[Start Entries supplied]

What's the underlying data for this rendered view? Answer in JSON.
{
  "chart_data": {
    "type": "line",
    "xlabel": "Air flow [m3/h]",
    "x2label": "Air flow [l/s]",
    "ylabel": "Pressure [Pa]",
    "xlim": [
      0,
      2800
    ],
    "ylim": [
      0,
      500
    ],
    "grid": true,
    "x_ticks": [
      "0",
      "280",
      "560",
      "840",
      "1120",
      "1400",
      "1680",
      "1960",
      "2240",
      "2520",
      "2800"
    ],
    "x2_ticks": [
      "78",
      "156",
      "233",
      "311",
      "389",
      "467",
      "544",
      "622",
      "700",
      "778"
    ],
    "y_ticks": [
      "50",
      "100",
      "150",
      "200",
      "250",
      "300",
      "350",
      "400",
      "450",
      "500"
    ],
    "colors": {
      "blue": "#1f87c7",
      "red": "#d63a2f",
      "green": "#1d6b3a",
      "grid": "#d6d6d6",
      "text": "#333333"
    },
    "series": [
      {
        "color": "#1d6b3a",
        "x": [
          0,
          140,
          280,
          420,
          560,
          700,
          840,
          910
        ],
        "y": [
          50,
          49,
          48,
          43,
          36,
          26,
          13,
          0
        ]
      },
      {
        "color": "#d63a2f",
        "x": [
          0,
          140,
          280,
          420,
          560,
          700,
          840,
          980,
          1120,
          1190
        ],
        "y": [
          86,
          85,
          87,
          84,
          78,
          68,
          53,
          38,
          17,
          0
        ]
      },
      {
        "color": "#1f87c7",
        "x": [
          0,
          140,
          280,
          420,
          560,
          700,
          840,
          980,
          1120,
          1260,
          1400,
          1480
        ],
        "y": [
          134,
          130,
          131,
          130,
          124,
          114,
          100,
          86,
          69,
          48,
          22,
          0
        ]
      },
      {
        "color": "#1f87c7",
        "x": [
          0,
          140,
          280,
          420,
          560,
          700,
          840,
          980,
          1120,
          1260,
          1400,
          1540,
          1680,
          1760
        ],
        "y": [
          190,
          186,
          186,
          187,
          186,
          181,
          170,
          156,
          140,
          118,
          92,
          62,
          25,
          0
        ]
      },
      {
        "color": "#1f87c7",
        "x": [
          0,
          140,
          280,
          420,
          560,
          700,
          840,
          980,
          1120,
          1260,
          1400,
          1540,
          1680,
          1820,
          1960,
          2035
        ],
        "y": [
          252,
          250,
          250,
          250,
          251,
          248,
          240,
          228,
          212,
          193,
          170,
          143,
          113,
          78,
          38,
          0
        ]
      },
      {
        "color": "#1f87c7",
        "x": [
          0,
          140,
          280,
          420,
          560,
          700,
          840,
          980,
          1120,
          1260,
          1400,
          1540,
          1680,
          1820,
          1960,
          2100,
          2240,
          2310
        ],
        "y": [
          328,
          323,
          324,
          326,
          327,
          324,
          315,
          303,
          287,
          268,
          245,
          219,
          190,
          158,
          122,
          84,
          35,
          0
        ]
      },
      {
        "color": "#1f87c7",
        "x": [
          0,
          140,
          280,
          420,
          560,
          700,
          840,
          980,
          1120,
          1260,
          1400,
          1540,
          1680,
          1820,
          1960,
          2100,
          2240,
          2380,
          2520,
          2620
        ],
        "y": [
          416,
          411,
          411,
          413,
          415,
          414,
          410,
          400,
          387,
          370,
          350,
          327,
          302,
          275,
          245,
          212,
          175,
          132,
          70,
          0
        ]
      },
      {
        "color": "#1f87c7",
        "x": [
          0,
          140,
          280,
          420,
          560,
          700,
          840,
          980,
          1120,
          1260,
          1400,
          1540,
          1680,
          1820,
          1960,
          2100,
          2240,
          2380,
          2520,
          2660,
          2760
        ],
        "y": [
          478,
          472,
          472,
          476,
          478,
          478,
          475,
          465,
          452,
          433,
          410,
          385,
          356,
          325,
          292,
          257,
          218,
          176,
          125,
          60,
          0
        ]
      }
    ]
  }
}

[End Entries supplied]

**Problem details:** Among the entries above, how many lines include the word "flow"? Give the number with no comment.

**The response:** 2